DATA ROWS:

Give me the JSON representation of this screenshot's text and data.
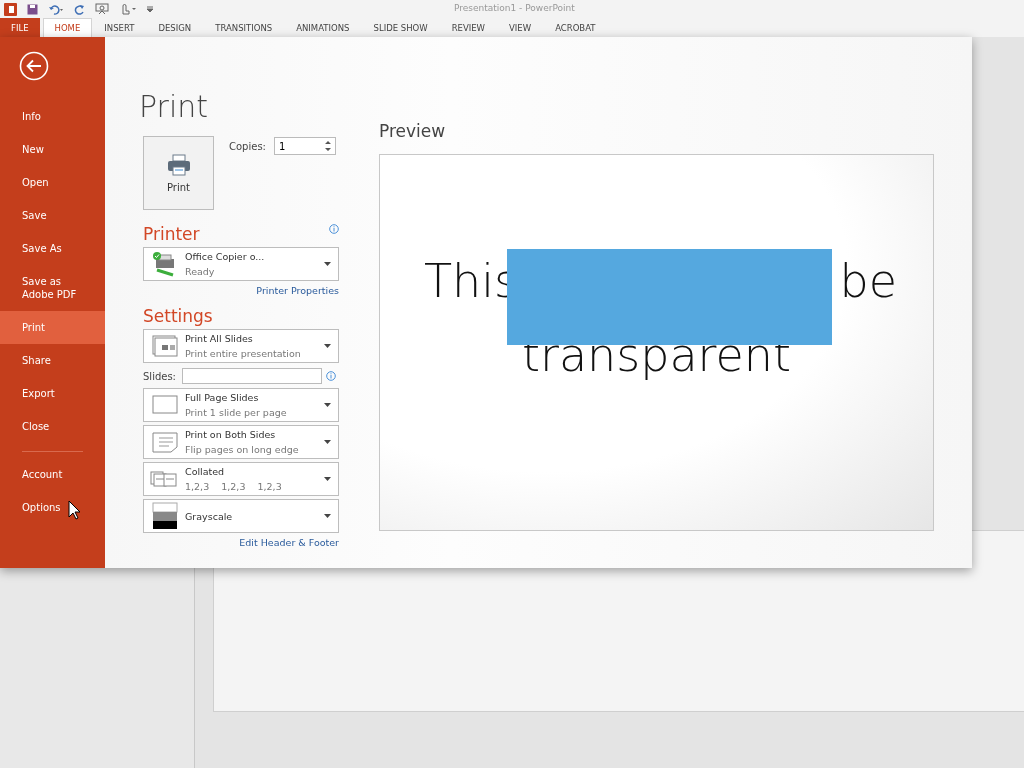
{
  "window": {
    "title": "Presentation1 - PowerPoint"
  },
  "ribbon_tabs": [
    {
      "label": "FILE",
      "kind": "file",
      "selected": false
    },
    {
      "label": "HOME",
      "kind": "tab",
      "selected": true
    },
    {
      "label": "INSERT",
      "kind": "tab",
      "selected": false
    },
    {
      "label": "DESIGN",
      "kind": "tab",
      "selected": false
    },
    {
      "label": "TRANSITIONS",
      "kind": "tab",
      "selected": false
    },
    {
      "label": "ANIMATIONS",
      "kind": "tab",
      "selected": false
    },
    {
      "label": "SLIDE SHOW",
      "kind": "tab",
      "selected": false
    },
    {
      "label": "REVIEW",
      "kind": "tab",
      "selected": false
    },
    {
      "label": "VIEW",
      "kind": "tab",
      "selected": false
    },
    {
      "label": "ACROBAT",
      "kind": "tab",
      "selected": false
    }
  ],
  "backstage": {
    "nav": [
      {
        "label": "Info",
        "selected": false
      },
      {
        "label": "New",
        "selected": false
      },
      {
        "label": "Open",
        "selected": false
      },
      {
        "label": "Save",
        "selected": false
      },
      {
        "label": "Save As",
        "selected": false
      },
      {
        "label": "Save as Adobe PDF",
        "selected": false
      },
      {
        "label": "Print",
        "selected": true
      },
      {
        "label": "Share",
        "selected": false
      },
      {
        "label": "Export",
        "selected": false
      },
      {
        "label": "Close",
        "selected": false
      }
    ],
    "nav_bottom": [
      {
        "label": "Account",
        "selected": false
      },
      {
        "label": "Options",
        "selected": false
      }
    ]
  },
  "print": {
    "title": "Print",
    "button": "Print",
    "copies_label": "Copies:",
    "copies_value": "1",
    "printer_heading": "Printer",
    "printer": {
      "name": "Office Copier o...",
      "status": "Ready"
    },
    "printer_properties": "Printer Properties",
    "settings_heading": "Settings",
    "settings": [
      {
        "kind": "slides",
        "title": "Print All Slides",
        "subtitle": "Print entire presentation"
      },
      {
        "kind": "field",
        "label": "Slides:"
      },
      {
        "kind": "layout",
        "title": "Full Page Slides",
        "subtitle": "Print 1 slide per page"
      },
      {
        "kind": "sides",
        "title": "Print on Both Sides",
        "subtitle": "Flip pages on long edge"
      },
      {
        "kind": "collation",
        "title": "Collated",
        "subtitle": "1,2,3    1,2,3    1,2,3"
      },
      {
        "kind": "color",
        "title": "Grayscale"
      }
    ],
    "edit_header_footer": "Edit Header & Footer"
  },
  "preview": {
    "label": "Preview",
    "slide": {
      "word_left": "This",
      "word_right": "be",
      "line_2": "transparent"
    }
  }
}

AIM:
Nothing in the entries above should change when they are printed again, except that the pictures are dropped.

EXERCISE SOLUTION:
Give me the JSON representation of this screenshot's text and data.
{
  "window": {
    "title": "Presentation1 - PowerPoint"
  },
  "ribbon_tabs": [
    {
      "label": "FILE",
      "kind": "file",
      "selected": false
    },
    {
      "label": "HOME",
      "kind": "tab",
      "selected": true
    },
    {
      "label": "INSERT",
      "kind": "tab",
      "selected": false
    },
    {
      "label": "DESIGN",
      "kind": "tab",
      "selected": false
    },
    {
      "label": "TRANSITIONS",
      "kind": "tab",
      "selected": false
    },
    {
      "label": "ANIMATIONS",
      "kind": "tab",
      "selected": false
    },
    {
      "label": "SLIDE SHOW",
      "kind": "tab",
      "selected": false
    },
    {
      "label": "REVIEW",
      "kind": "tab",
      "selected": false
    },
    {
      "label": "VIEW",
      "kind": "tab",
      "selected": false
    },
    {
      "label": "ACROBAT",
      "kind": "tab",
      "selected": false
    }
  ],
  "backstage": {
    "nav": [
      {
        "label": "Info",
        "selected": false
      },
      {
        "label": "New",
        "selected": false
      },
      {
        "label": "Open",
        "selected": false
      },
      {
        "label": "Save",
        "selected": false
      },
      {
        "label": "Save As",
        "selected": false
      },
      {
        "label": "Save as Adobe PDF",
        "selected": false
      },
      {
        "label": "Print",
        "selected": true
      },
      {
        "label": "Share",
        "selected": false
      },
      {
        "label": "Export",
        "selected": false
      },
      {
        "label": "Close",
        "selected": false
      }
    ],
    "nav_bottom": [
      {
        "label": "Account",
        "selected": false
      },
      {
        "label": "Options",
        "selected": false
      }
    ]
  },
  "print": {
    "title": "Print",
    "button": "Print",
    "copies_label": "Copies:",
    "copies_value": "1",
    "printer_heading": "Printer",
    "printer": {
      "name": "Office Copier o...",
      "status": "Ready"
    },
    "printer_properties": "Printer Properties",
    "settings_heading": "Settings",
    "settings": [
      {
        "kind": "slides",
        "title": "Print All Slides",
        "subtitle": "Print entire presentation"
      },
      {
        "kind": "field",
        "label": "Slides:"
      },
      {
        "kind": "layout",
        "title": "Full Page Slides",
        "subtitle": "Print 1 slide per page"
      },
      {
        "kind": "sides",
        "title": "Print on Both Sides",
        "subtitle": "Flip pages on long edge"
      },
      {
        "kind": "collation",
        "title": "Collated",
        "subtitle": "1,2,3    1,2,3    1,2,3"
      },
      {
        "kind": "color",
        "title": "Grayscale"
      }
    ],
    "edit_header_footer": "Edit Header & Footer"
  },
  "preview": {
    "label": "Preview",
    "slide": {
      "word_left": "This",
      "word_right": "be",
      "line_2": "transparent"
    }
  }
}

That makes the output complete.